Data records

————

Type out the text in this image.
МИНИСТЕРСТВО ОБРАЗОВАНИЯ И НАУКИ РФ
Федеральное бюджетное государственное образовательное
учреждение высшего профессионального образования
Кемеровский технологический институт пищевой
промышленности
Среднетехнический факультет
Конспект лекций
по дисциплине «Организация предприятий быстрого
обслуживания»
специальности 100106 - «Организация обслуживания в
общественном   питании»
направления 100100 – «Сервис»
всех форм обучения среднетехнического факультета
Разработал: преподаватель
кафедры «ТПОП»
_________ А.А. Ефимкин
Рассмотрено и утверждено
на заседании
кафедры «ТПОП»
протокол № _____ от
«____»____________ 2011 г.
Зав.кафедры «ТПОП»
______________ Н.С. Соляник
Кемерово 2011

————

Write out all the data again, exactly as it appears.

> SOLUTION TO THIS TASK
Type out the text in this image.
МИНИСТЕРСТВО ОБРАЗОВАНИЯ И НАУКИ РФ
Федеральное бюджетное государственное образовательное
учреждение высшего профессионального образования
Кемеровский технологический институт пищевой
промышленности
Среднетехнический факультет
Конспект лекций
по дисциплине «Организация предприятий быстрого
обслуживания»
специальности 100106 - «Организация обслуживания в
общественном   питании»
направления 100100 – «Сервис»
всех форм обучения среднетехнического факультета
Разработал: преподаватель
кафедры «ТПОП»
_________ А.А. Ефимкин
Рассмотрено и утверждено
на заседании
кафедры «ТПОП»
протокол № _____ от
«____»____________ 2011 г.
Зав.кафедры «ТПОП»
______________ Н.С. Соляник
Кемерово 2011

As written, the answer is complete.